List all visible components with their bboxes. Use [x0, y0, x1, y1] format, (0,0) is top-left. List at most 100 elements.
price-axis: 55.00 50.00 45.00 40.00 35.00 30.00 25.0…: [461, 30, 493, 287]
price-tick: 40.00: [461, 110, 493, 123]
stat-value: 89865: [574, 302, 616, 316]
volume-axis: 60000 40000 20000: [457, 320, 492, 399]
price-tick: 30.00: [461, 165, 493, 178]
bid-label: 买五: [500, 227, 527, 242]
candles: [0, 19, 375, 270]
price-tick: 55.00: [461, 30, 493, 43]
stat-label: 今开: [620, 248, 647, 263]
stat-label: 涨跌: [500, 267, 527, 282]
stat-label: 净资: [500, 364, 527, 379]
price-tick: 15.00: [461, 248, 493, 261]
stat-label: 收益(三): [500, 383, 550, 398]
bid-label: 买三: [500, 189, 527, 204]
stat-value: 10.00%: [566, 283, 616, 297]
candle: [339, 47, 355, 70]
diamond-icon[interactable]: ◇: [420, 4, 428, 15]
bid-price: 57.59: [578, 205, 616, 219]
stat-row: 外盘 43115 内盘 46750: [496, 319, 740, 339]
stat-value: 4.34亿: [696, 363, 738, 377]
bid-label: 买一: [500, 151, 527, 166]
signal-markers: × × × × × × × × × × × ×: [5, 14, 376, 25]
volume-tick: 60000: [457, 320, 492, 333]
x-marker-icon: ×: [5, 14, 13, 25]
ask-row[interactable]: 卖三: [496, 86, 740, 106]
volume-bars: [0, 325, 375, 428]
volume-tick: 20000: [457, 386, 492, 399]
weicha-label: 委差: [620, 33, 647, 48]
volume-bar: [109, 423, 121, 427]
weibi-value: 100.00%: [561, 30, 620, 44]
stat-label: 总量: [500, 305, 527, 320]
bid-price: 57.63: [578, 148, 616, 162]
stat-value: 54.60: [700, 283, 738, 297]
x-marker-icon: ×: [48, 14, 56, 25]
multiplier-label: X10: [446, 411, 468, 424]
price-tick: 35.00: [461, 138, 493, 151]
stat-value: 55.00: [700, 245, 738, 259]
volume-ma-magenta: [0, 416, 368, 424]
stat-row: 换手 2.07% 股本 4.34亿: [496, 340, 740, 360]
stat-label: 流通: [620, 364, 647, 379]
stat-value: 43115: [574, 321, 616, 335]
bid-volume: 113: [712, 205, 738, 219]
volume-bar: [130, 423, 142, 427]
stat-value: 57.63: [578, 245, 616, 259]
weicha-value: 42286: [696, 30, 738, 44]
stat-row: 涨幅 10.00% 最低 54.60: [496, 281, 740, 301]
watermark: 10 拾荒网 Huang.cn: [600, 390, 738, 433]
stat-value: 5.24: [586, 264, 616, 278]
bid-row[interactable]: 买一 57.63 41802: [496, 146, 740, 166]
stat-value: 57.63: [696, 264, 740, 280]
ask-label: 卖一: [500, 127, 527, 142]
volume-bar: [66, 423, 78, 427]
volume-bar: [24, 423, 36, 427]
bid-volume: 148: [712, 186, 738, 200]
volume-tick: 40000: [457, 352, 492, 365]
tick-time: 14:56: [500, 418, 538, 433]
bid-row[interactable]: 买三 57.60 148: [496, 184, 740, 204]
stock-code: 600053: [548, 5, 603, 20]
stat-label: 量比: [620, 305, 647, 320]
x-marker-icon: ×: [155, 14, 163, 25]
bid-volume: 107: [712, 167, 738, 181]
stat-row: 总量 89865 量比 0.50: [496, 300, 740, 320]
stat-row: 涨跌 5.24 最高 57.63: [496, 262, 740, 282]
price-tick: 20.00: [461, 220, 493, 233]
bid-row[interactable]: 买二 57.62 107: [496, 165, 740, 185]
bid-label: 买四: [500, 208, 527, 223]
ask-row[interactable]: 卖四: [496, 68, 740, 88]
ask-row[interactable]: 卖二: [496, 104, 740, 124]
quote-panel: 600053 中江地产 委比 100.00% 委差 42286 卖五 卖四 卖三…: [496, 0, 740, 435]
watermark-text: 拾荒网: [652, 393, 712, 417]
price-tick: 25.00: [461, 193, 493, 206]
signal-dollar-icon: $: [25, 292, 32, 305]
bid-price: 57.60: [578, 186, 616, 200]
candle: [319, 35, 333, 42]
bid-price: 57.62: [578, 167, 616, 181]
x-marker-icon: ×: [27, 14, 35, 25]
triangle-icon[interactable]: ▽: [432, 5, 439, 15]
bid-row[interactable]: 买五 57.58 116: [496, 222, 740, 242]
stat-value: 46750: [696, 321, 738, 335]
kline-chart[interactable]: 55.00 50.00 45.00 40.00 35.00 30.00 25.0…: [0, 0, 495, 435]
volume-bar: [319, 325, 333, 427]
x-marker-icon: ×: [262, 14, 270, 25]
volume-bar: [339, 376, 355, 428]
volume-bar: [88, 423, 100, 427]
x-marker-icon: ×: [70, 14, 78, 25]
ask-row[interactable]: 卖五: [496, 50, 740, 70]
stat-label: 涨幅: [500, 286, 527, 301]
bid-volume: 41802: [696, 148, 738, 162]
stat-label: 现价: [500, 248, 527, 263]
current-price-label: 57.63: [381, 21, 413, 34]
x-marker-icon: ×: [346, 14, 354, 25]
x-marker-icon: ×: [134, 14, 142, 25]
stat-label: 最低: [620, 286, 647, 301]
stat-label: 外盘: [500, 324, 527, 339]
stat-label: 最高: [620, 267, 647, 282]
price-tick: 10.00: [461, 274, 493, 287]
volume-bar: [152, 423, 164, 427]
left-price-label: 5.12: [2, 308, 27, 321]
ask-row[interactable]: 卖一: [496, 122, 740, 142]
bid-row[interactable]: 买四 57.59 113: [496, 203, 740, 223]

====

Please reproduce every record above line for line, with no changes.

* IN RESPONSE *
List all visible components with their bboxes. Use [x0, y0, x1, y1] format, (0,0) is top-left. List at most 100 elements.
price-axis: 55.00 50.00 45.00 40.00 35.00 30.00 25.0…: [461, 30, 493, 287]
price-tick: 40.00: [461, 110, 493, 123]
stat-value: 89865: [574, 302, 616, 316]
volume-axis: 60000 40000 20000: [457, 320, 492, 399]
price-tick: 30.00: [461, 165, 493, 178]
bid-label: 买五: [500, 227, 527, 242]
candles: [0, 19, 375, 270]
price-tick: 55.00: [461, 30, 493, 43]
stat-label: 今开: [620, 248, 647, 263]
stat-label: 涨跌: [500, 267, 527, 282]
stat-label: 净资: [500, 364, 527, 379]
price-tick: 15.00: [461, 248, 493, 261]
stat-label: 收益(三): [500, 383, 550, 398]
bid-label: 买三: [500, 189, 527, 204]
stat-value: 10.00%: [566, 283, 616, 297]
candle: [339, 47, 355, 70]
diamond-icon[interactable]: ◇: [420, 4, 428, 15]
bid-price: 57.59: [578, 205, 616, 219]
stat-row: 外盘 43115 内盘 46750: [496, 319, 740, 339]
stat-value: 4.34亿: [696, 363, 738, 377]
bid-label: 买一: [500, 151, 527, 166]
signal-markers: × × × × × × × × × × × ×: [5, 14, 376, 25]
volume-tick: 60000: [457, 320, 492, 333]
x-marker-icon: ×: [5, 14, 13, 25]
ask-row[interactable]: 卖三: [496, 86, 740, 106]
volume-bars: [0, 325, 375, 428]
volume-tick: 20000: [457, 386, 492, 399]
weicha-label: 委差: [620, 33, 647, 48]
volume-bar: [109, 423, 121, 427]
weibi-value: 100.00%: [561, 30, 620, 44]
stat-label: 总量: [500, 305, 527, 320]
bid-price: 57.63: [578, 148, 616, 162]
stat-value: 54.60: [700, 283, 738, 297]
x-marker-icon: ×: [48, 14, 56, 25]
multiplier-label: X10: [446, 411, 468, 424]
price-tick: 35.00: [461, 138, 493, 151]
stat-value: 55.00: [700, 245, 738, 259]
volume-ma-magenta: [0, 416, 368, 424]
stat-row: 换手 2.07% 股本 4.34亿: [496, 340, 740, 360]
stat-label: 流通: [620, 364, 647, 379]
stat-value: 43115: [574, 321, 616, 335]
bid-volume: 113: [712, 205, 738, 219]
volume-bar: [130, 423, 142, 427]
stat-value: 57.63: [578, 245, 616, 259]
weicha-value: 42286: [696, 30, 738, 44]
stat-row: 涨幅 10.00% 最低 54.60: [496, 281, 740, 301]
watermark: 10 拾荒网 Huang.cn: [600, 390, 738, 433]
stat-value: 5.24: [586, 264, 616, 278]
bid-row[interactable]: 买一 57.63 41802: [496, 146, 740, 166]
stat-value: 57.63: [696, 264, 740, 280]
ask-label: 卖一: [500, 127, 527, 142]
volume-bar: [66, 423, 78, 427]
volume-bar: [24, 423, 36, 427]
bid-volume: 148: [712, 186, 738, 200]
volume-tick: 40000: [457, 352, 492, 365]
tick-time: 14:56: [500, 418, 538, 433]
bid-row[interactable]: 买三 57.60 148: [496, 184, 740, 204]
stock-code: 600053: [548, 5, 603, 20]
stat-label: 量比: [620, 305, 647, 320]
x-marker-icon: ×: [155, 14, 163, 25]
bid-volume: 107: [712, 167, 738, 181]
stat-row: 总量 89865 量比 0.50: [496, 300, 740, 320]
stat-row: 涨跌 5.24 最高 57.63: [496, 262, 740, 282]
price-tick: 20.00: [461, 220, 493, 233]
bid-row[interactable]: 买二 57.62 107: [496, 165, 740, 185]
bid-label: 买四: [500, 208, 527, 223]
ask-row[interactable]: 卖四: [496, 68, 740, 88]
ask-row[interactable]: 卖二: [496, 104, 740, 124]
quote-panel: 600053 中江地产 委比 100.00% 委差 42286 卖五 卖四 卖三…: [496, 0, 740, 435]
watermark-text: 拾荒网: [652, 393, 712, 417]
price-tick: 25.00: [461, 193, 493, 206]
signal-dollar-icon: $: [25, 292, 32, 305]
bid-price: 57.60: [578, 186, 616, 200]
candle: [319, 35, 333, 42]
bid-price: 57.62: [578, 167, 616, 181]
x-marker-icon: ×: [27, 14, 35, 25]
triangle-icon[interactable]: ▽: [432, 5, 439, 15]
bid-row[interactable]: 买五 57.58 116: [496, 222, 740, 242]
stat-value: 46750: [696, 321, 738, 335]
kline-chart[interactable]: 55.00 50.00 45.00 40.00 35.00 30.00 25.0…: [0, 0, 495, 435]
volume-bar: [319, 325, 333, 427]
x-marker-icon: ×: [262, 14, 270, 25]
volume-bar: [339, 376, 355, 428]
volume-bar: [88, 423, 100, 427]
x-marker-icon: ×: [70, 14, 78, 25]
ask-row[interactable]: 卖五: [496, 50, 740, 70]
stat-label: 涨幅: [500, 286, 527, 301]
bid-volume: 41802: [696, 148, 738, 162]
stat-label: 现价: [500, 248, 527, 263]
current-price-label: 57.63: [381, 21, 413, 34]
x-marker-icon: ×: [346, 14, 354, 25]
x-marker-icon: ×: [134, 14, 142, 25]
stat-label: 最低: [620, 286, 647, 301]
stat-label: 外盘: [500, 324, 527, 339]
stat-label: 最高: [620, 267, 647, 282]
price-tick: 10.00: [461, 274, 493, 287]
volume-bar: [152, 423, 164, 427]
left-price-label: 5.12: [2, 308, 27, 321]
ask-row[interactable]: 卖一: [496, 122, 740, 142]
bid-row[interactable]: 买四 57.59 113: [496, 203, 740, 223]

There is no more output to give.